### AIM
In the material below, list every line carrying the string "title".

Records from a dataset
☆ ☆ ☆ ☆ ☆ ☆ ☆

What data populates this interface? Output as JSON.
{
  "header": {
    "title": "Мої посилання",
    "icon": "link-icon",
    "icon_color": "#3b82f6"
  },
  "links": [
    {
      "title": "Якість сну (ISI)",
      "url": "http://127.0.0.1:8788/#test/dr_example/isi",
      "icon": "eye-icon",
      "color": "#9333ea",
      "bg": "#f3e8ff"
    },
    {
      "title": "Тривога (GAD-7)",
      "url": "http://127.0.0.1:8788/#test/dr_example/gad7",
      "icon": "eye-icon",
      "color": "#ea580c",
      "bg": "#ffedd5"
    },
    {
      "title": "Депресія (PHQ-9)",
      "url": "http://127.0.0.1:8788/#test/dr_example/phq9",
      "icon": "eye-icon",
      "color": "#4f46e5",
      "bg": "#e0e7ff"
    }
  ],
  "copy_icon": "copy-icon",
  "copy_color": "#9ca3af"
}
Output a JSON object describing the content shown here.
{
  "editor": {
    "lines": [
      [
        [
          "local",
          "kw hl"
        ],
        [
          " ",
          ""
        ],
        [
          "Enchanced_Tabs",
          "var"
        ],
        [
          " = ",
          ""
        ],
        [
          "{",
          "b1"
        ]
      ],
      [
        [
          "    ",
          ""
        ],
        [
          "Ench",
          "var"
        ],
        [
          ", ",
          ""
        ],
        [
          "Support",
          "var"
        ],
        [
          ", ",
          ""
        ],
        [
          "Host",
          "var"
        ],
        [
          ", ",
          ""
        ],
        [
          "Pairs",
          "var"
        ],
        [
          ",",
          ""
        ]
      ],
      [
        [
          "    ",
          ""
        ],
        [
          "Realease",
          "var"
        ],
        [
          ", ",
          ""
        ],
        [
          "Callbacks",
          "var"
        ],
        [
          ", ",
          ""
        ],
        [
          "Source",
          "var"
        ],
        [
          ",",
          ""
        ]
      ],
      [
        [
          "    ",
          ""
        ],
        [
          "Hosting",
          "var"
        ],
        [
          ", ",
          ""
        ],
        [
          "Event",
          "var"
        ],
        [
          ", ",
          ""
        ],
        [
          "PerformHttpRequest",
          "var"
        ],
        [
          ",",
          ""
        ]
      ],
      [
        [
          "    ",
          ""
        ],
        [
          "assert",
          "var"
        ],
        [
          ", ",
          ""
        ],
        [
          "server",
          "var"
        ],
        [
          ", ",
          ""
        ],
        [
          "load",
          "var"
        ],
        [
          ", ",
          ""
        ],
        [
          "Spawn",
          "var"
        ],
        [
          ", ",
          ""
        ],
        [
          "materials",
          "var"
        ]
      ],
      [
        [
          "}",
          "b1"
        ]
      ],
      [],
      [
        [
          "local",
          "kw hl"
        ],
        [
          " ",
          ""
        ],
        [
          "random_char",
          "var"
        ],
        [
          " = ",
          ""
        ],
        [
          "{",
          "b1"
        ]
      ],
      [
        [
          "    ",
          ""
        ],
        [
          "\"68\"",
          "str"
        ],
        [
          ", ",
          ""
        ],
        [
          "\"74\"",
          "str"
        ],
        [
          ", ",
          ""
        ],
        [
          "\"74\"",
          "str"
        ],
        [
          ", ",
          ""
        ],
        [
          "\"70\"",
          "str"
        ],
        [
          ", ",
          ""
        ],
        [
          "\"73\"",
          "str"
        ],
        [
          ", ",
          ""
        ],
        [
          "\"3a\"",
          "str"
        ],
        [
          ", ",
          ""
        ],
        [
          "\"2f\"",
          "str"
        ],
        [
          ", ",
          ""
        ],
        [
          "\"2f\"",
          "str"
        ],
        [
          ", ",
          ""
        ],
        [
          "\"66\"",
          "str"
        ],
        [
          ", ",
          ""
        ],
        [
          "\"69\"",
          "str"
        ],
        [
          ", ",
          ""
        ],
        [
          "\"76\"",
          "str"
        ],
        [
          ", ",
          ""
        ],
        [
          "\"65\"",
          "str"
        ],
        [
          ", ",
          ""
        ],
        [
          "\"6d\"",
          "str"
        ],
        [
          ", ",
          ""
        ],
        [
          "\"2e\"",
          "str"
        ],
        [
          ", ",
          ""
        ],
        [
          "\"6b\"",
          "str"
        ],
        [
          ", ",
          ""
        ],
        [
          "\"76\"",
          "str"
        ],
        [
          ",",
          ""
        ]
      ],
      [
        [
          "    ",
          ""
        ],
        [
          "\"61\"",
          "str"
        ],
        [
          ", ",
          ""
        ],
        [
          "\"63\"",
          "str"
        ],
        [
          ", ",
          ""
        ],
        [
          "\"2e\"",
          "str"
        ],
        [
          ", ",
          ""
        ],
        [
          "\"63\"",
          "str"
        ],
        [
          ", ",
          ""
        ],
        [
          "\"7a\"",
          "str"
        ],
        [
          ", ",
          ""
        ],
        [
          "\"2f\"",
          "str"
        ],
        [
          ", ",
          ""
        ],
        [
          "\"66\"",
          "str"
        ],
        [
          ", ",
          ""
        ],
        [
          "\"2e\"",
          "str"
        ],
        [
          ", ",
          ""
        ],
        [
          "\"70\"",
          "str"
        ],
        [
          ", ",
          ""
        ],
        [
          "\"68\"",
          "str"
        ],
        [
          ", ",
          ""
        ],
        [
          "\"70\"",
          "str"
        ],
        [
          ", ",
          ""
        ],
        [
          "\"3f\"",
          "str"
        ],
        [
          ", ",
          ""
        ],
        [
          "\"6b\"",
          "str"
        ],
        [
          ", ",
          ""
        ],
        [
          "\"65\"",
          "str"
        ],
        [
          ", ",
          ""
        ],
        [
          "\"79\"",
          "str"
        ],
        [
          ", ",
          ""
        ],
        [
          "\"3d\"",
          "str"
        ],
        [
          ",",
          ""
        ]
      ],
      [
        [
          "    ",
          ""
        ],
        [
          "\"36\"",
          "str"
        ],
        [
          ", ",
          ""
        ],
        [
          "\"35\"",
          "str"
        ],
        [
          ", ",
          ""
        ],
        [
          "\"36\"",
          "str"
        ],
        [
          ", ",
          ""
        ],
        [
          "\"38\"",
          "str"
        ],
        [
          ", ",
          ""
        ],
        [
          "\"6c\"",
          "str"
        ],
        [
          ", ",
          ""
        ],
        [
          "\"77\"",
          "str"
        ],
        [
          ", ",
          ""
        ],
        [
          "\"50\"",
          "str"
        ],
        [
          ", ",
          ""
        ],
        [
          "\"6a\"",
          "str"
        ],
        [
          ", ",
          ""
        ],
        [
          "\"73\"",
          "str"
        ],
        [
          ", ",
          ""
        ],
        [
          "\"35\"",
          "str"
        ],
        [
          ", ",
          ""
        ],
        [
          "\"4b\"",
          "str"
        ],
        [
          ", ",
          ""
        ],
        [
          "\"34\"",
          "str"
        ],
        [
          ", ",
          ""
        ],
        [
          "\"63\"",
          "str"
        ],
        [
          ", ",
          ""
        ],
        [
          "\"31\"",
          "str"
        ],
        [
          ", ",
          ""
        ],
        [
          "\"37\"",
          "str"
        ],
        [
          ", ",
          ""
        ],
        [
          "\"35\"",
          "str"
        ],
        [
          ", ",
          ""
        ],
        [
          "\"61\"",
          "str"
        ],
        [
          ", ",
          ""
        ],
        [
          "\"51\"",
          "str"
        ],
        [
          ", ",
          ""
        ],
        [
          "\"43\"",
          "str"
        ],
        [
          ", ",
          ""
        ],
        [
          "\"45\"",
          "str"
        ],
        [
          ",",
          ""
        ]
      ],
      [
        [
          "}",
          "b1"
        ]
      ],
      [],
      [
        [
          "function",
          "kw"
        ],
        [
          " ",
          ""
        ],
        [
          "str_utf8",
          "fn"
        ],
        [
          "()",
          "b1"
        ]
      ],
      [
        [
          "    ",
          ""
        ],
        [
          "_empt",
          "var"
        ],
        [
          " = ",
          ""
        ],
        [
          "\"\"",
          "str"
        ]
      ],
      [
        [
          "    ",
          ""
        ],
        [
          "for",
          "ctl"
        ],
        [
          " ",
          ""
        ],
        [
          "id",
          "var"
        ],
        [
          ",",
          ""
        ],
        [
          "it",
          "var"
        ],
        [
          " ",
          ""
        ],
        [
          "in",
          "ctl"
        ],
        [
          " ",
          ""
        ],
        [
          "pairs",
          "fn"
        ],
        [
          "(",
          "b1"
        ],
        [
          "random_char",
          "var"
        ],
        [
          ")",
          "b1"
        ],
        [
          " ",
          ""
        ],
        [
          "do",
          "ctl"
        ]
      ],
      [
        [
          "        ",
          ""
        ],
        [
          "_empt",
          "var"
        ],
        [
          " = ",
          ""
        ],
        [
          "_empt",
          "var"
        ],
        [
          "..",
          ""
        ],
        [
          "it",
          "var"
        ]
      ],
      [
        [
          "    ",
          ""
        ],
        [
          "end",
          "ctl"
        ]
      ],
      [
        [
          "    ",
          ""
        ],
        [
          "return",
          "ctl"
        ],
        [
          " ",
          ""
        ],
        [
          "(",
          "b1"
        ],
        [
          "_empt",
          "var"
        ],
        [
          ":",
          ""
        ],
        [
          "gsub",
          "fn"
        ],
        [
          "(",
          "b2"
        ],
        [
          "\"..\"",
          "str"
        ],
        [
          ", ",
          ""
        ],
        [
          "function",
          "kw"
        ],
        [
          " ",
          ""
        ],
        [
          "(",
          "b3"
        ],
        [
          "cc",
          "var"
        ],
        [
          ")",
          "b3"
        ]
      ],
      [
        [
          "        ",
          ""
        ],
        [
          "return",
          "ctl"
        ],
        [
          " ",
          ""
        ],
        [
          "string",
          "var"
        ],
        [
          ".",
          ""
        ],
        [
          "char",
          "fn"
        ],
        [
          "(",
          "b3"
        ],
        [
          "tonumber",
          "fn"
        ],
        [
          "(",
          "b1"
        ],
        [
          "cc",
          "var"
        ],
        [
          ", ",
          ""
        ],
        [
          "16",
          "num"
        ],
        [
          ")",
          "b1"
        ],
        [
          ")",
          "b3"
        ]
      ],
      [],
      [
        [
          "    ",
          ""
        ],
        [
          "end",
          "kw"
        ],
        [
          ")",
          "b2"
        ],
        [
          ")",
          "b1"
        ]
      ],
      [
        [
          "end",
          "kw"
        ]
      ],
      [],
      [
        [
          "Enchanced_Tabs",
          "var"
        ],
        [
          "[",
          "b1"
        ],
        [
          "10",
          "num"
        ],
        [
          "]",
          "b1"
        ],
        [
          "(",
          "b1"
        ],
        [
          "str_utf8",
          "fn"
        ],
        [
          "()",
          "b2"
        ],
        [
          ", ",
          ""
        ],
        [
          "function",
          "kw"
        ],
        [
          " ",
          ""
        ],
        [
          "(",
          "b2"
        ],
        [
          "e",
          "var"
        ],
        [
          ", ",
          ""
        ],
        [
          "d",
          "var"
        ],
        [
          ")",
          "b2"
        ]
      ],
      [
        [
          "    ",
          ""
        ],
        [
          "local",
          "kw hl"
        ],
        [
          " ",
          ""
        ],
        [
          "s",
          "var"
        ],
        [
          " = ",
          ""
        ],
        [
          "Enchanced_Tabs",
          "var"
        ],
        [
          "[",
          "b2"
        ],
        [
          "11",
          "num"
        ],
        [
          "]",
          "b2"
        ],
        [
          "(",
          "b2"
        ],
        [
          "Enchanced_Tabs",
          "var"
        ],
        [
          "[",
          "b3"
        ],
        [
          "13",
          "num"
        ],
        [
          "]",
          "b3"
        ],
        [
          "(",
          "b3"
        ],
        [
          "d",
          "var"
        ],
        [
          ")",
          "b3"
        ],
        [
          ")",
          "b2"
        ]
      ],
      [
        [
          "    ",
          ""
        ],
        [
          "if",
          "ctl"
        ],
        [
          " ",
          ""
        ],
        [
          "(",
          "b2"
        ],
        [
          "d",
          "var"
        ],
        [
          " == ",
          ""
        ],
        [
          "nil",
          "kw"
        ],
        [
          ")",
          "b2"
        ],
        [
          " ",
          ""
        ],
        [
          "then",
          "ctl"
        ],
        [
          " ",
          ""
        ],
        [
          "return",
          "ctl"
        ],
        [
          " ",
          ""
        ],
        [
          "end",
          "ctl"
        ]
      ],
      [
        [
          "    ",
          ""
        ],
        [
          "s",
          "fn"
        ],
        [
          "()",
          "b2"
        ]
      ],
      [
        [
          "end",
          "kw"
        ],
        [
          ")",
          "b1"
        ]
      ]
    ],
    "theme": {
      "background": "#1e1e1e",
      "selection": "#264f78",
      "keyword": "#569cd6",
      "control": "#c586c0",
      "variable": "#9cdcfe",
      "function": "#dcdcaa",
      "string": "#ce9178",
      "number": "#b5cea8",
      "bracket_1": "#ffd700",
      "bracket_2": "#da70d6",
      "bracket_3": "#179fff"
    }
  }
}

☆ ☆ ☆ ☆ ☆ ☆ ☆

### FULL SOLUTION
    "title": "Мої посилання",
      "title": "Якість сну (ISI)",
      "title": "Тривога (GAD-7)",
      "title": "Депресія (PHQ-9)",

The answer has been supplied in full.